Written request:
Check each line of the records below and collect those holding "this".

Dataset items:
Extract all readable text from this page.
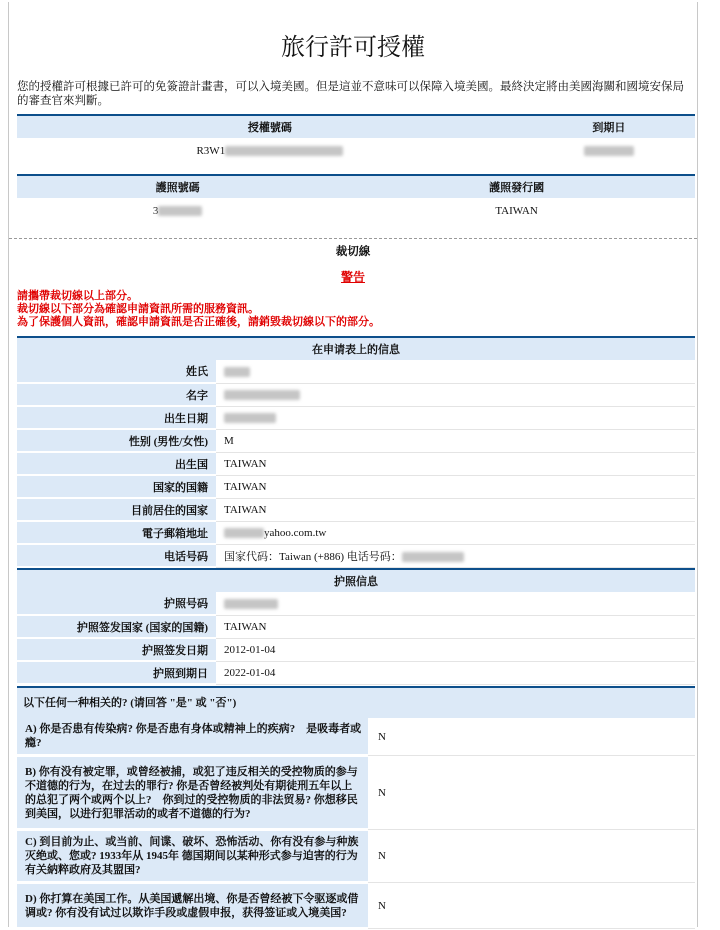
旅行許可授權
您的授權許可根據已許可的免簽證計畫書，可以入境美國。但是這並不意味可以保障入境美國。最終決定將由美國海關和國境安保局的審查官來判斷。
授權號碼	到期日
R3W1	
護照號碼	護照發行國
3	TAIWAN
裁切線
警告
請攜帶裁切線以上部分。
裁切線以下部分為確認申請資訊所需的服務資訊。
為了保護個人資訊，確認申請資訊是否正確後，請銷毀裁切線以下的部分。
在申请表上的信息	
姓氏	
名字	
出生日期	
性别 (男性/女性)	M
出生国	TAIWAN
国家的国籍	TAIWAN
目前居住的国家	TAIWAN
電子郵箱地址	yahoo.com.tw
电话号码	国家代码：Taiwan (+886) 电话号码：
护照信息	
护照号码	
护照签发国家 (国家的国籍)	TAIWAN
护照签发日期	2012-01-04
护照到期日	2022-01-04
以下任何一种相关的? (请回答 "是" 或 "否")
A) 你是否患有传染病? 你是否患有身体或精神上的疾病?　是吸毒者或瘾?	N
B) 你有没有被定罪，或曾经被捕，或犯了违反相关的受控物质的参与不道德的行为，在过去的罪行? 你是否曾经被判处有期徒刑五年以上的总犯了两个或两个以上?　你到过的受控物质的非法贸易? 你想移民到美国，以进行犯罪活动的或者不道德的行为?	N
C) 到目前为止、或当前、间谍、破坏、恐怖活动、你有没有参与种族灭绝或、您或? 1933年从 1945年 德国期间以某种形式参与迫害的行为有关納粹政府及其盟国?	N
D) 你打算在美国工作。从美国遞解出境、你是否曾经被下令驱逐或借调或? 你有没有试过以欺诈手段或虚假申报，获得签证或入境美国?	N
---
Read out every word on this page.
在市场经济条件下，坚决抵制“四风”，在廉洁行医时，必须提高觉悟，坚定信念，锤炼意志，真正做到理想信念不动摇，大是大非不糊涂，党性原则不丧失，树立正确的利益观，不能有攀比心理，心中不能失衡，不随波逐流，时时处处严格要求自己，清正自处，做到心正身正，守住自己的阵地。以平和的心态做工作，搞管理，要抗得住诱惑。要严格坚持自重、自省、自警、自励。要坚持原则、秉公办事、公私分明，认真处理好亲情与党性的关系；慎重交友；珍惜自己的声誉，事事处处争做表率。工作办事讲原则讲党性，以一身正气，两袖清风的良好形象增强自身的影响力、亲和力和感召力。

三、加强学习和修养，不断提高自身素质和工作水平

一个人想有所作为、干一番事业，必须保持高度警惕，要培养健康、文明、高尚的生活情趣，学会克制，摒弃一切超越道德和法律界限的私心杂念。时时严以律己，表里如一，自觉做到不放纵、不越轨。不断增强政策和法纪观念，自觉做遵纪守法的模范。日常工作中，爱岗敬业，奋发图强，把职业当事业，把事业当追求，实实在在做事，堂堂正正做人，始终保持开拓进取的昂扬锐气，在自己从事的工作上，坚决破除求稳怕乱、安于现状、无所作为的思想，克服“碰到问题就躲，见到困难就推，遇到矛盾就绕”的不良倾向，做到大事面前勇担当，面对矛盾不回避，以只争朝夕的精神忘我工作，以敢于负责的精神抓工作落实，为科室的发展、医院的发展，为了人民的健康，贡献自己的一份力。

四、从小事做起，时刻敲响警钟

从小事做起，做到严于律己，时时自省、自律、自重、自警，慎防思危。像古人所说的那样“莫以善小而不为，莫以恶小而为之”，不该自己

Solution:
Extract all readable text from this page.
Read out every word on this page.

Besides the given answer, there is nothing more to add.